What you are asked to do –
Find every line in the records below that holds the word "title", and copy each one.

## begin Data listing

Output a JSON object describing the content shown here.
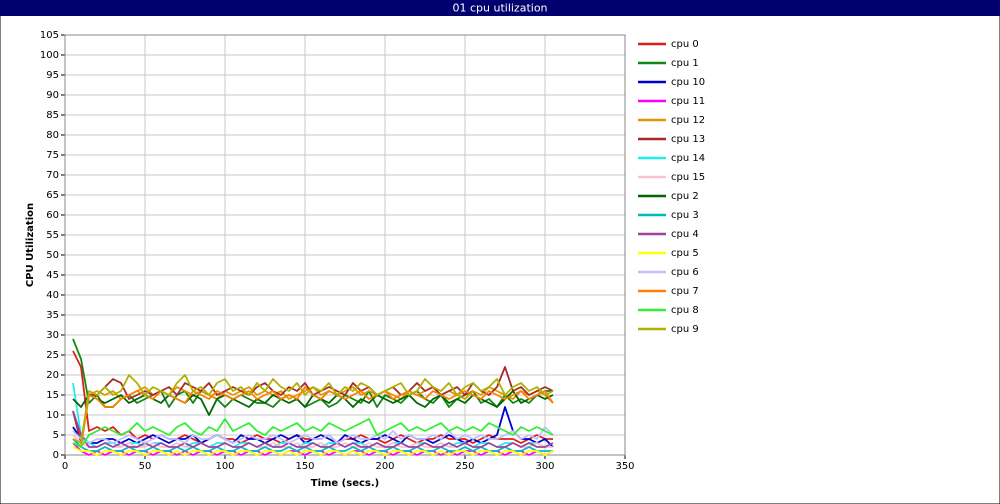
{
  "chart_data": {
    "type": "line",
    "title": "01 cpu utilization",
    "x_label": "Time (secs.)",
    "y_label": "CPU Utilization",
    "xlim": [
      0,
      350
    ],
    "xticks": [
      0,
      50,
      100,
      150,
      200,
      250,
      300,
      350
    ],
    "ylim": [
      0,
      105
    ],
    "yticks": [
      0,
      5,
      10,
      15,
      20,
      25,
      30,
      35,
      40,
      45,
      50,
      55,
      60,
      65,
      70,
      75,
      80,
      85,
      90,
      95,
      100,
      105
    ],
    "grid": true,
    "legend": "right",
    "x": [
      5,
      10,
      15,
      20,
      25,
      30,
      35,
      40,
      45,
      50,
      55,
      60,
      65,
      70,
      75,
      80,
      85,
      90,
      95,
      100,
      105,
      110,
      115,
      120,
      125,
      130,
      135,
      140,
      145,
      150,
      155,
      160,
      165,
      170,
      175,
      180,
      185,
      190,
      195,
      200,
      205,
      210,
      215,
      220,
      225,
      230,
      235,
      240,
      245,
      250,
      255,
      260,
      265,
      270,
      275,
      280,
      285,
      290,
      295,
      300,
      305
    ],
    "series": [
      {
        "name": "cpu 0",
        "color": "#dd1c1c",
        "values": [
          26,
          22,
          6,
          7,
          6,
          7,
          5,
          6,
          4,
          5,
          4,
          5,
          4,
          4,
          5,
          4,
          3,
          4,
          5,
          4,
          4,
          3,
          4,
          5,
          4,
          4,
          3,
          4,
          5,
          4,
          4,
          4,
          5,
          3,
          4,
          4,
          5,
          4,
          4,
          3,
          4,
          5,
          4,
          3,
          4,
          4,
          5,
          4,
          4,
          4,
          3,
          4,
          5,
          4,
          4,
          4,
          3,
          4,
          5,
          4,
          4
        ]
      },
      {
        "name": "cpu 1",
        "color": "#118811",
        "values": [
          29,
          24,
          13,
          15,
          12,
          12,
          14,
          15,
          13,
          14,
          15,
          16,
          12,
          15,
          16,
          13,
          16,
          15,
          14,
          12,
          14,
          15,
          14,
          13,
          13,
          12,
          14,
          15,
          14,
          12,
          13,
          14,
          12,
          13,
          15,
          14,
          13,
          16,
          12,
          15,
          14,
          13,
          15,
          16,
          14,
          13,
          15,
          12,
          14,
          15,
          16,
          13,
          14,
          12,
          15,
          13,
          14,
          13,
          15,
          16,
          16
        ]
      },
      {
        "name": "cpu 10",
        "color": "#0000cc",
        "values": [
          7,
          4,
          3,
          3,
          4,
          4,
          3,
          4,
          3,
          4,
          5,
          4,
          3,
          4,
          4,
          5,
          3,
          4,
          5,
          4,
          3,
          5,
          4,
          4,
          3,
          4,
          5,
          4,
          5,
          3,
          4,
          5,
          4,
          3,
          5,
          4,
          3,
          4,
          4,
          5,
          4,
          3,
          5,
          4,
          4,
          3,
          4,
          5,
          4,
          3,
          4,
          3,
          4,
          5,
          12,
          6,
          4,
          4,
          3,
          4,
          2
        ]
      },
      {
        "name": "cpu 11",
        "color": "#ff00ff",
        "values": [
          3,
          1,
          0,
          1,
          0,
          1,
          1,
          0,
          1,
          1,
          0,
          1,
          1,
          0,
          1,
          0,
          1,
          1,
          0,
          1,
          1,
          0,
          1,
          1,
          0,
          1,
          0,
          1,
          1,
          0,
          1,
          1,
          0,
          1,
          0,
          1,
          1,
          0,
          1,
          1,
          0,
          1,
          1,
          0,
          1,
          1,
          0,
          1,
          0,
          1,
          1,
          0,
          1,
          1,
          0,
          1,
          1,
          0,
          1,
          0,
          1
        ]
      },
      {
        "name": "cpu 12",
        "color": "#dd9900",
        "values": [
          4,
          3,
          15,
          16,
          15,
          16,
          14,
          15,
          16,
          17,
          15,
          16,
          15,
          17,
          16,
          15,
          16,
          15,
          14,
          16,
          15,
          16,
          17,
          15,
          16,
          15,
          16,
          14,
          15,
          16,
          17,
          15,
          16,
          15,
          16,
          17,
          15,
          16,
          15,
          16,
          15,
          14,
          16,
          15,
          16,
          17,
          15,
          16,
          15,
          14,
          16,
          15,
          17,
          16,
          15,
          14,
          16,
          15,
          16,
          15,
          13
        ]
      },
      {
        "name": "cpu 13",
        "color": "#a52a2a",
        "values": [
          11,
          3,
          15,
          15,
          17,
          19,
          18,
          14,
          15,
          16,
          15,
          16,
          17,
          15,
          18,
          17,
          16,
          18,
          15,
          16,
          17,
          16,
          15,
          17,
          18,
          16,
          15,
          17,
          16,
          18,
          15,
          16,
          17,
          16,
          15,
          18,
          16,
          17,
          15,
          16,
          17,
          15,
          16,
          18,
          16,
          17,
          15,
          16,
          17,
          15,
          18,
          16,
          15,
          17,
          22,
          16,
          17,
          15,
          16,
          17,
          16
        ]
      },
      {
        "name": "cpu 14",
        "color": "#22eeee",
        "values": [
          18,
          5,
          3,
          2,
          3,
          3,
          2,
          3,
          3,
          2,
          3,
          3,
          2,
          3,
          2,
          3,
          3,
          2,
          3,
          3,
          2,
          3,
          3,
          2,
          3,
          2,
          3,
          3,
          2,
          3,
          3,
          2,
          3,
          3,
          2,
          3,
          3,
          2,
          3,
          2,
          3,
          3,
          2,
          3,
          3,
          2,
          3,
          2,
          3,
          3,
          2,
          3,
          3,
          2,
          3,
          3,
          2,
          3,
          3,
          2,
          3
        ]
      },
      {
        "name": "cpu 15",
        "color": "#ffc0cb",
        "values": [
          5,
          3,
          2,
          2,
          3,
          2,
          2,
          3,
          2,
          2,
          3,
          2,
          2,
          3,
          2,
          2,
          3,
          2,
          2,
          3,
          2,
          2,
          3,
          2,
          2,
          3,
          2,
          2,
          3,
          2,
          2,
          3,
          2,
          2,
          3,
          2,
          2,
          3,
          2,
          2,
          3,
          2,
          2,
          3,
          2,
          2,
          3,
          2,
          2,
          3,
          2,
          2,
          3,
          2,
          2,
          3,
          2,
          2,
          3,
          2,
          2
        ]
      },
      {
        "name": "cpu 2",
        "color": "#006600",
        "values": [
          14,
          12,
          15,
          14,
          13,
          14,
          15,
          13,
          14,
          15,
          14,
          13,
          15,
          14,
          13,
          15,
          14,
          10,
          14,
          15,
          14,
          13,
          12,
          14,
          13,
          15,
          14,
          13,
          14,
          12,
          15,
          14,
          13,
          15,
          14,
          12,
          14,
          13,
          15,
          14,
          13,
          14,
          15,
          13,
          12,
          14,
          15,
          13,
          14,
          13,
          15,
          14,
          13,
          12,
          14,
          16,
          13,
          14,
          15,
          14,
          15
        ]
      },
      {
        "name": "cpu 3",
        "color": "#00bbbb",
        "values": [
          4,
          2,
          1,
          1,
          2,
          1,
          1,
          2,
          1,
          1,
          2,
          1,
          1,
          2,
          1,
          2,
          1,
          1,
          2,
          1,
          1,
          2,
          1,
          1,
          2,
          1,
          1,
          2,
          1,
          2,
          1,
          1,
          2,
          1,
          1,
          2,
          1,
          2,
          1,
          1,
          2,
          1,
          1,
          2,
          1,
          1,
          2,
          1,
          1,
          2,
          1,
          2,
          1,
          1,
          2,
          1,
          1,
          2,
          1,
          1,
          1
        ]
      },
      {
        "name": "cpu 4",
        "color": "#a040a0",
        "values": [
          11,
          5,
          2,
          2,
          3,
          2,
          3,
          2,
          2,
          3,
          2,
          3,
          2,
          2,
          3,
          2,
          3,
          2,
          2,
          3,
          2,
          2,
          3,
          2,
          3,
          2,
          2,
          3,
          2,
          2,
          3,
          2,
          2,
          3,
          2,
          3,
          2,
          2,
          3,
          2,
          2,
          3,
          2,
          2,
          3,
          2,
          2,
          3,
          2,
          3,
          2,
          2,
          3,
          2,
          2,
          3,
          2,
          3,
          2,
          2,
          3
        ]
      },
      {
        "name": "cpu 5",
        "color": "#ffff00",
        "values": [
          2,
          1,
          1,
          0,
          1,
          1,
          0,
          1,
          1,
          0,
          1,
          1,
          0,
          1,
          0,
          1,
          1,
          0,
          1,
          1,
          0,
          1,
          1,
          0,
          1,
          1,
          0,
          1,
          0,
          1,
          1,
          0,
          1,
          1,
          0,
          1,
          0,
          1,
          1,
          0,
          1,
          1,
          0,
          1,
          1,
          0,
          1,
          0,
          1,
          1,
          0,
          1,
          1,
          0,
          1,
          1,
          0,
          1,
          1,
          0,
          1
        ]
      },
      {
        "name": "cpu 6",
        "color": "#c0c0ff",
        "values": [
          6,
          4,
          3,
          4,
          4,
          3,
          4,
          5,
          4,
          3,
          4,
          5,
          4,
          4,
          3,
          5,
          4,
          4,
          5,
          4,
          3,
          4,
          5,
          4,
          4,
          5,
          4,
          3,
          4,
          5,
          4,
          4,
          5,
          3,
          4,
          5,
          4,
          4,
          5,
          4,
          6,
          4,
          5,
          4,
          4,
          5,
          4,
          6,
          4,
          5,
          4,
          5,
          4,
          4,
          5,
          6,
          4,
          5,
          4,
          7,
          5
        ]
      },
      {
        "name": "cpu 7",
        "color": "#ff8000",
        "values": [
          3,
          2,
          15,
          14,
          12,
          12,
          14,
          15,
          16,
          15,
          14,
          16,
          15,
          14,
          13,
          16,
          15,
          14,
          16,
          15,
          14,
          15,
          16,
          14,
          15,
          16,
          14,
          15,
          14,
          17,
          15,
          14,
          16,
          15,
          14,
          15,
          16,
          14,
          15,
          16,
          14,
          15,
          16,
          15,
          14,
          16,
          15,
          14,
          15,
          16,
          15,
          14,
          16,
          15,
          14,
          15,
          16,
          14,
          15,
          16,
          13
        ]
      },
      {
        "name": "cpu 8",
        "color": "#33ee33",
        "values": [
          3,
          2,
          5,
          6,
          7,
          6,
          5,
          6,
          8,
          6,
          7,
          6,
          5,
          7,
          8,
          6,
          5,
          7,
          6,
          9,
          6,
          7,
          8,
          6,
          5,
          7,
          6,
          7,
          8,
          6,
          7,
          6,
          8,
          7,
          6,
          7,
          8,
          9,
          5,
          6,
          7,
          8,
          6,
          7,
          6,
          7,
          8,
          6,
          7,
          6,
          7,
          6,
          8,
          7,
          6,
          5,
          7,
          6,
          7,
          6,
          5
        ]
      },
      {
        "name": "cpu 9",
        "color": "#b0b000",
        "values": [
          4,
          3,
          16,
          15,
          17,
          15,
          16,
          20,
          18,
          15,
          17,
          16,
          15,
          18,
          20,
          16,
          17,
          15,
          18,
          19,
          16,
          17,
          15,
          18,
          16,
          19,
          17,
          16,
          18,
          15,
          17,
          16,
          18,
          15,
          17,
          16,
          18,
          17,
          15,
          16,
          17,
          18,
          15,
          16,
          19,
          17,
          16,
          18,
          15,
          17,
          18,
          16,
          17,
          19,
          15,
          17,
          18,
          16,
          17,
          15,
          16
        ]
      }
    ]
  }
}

## end Data listing
## begin Data listing

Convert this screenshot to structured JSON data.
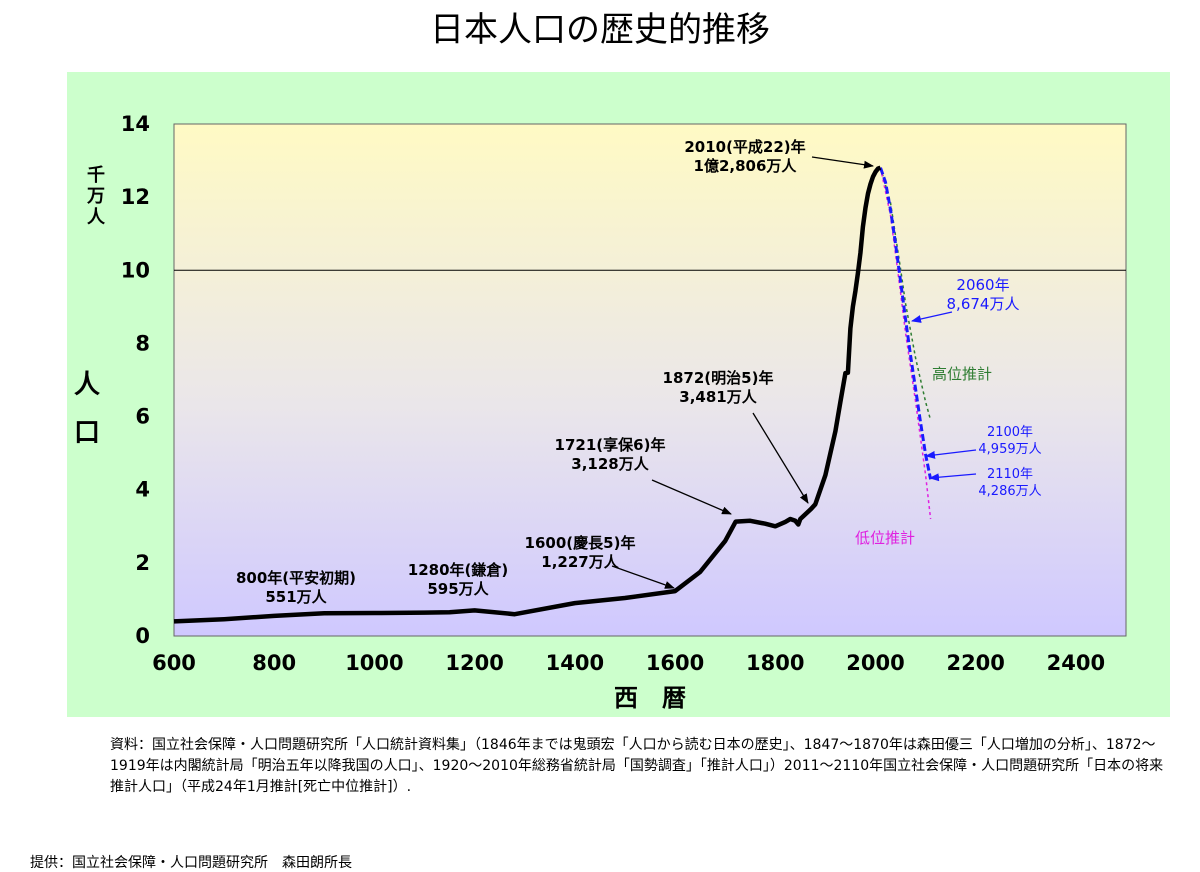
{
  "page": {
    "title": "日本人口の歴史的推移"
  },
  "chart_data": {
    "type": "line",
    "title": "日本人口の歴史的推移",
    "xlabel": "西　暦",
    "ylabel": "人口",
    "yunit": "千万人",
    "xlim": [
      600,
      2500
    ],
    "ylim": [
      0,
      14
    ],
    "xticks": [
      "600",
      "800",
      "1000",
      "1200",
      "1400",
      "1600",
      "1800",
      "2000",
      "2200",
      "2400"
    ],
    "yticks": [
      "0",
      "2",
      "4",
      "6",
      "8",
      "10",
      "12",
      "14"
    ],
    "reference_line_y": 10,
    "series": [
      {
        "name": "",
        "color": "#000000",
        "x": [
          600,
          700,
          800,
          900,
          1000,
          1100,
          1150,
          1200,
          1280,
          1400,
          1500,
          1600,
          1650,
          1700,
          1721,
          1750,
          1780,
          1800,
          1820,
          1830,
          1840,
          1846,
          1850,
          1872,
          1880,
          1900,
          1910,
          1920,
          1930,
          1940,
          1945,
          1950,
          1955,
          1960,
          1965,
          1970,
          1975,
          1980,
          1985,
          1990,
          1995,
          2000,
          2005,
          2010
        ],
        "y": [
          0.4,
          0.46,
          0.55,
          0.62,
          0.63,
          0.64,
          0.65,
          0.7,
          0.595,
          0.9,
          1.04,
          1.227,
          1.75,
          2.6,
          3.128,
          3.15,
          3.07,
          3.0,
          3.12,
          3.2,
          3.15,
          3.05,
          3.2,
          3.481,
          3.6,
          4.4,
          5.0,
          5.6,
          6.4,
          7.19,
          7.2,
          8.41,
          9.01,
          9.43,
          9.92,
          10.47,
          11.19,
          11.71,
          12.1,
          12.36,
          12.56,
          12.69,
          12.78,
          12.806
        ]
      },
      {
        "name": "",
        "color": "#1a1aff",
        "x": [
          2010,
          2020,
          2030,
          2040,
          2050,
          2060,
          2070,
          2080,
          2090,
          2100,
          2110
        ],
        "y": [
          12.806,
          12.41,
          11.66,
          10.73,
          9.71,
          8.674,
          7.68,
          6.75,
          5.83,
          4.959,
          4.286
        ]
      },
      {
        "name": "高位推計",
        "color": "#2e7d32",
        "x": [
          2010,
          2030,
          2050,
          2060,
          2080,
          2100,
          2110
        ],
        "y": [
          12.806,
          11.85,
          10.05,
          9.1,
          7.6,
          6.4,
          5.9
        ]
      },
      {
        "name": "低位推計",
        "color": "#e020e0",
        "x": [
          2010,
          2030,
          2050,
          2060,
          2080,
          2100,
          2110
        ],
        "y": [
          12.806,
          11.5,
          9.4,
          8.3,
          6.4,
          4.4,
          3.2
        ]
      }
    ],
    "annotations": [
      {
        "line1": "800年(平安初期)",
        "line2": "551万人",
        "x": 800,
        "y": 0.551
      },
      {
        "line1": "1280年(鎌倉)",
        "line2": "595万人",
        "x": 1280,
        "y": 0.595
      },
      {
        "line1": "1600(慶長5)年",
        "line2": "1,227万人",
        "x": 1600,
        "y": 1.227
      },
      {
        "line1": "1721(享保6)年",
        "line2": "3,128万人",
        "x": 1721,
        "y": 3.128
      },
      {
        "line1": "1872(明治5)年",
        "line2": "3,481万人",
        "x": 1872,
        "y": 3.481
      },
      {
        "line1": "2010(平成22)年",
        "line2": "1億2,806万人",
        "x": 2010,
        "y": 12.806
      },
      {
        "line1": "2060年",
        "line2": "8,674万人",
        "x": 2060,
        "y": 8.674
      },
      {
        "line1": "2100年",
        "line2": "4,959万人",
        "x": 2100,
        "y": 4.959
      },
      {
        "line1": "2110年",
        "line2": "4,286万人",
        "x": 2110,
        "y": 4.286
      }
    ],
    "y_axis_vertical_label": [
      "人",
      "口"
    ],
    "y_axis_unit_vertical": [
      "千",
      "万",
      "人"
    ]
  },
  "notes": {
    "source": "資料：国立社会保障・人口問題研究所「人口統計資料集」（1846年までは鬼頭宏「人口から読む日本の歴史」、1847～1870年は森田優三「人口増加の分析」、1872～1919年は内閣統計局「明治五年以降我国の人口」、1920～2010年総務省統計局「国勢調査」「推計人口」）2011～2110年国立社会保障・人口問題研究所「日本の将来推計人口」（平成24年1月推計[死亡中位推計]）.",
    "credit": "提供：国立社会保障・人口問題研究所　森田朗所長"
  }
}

## end Data listing

Result of the task –
    "title": "01 cpu utilization",
    "title": "日本人口の歴史的推移"
    "title": "日本人口の歴史的推移",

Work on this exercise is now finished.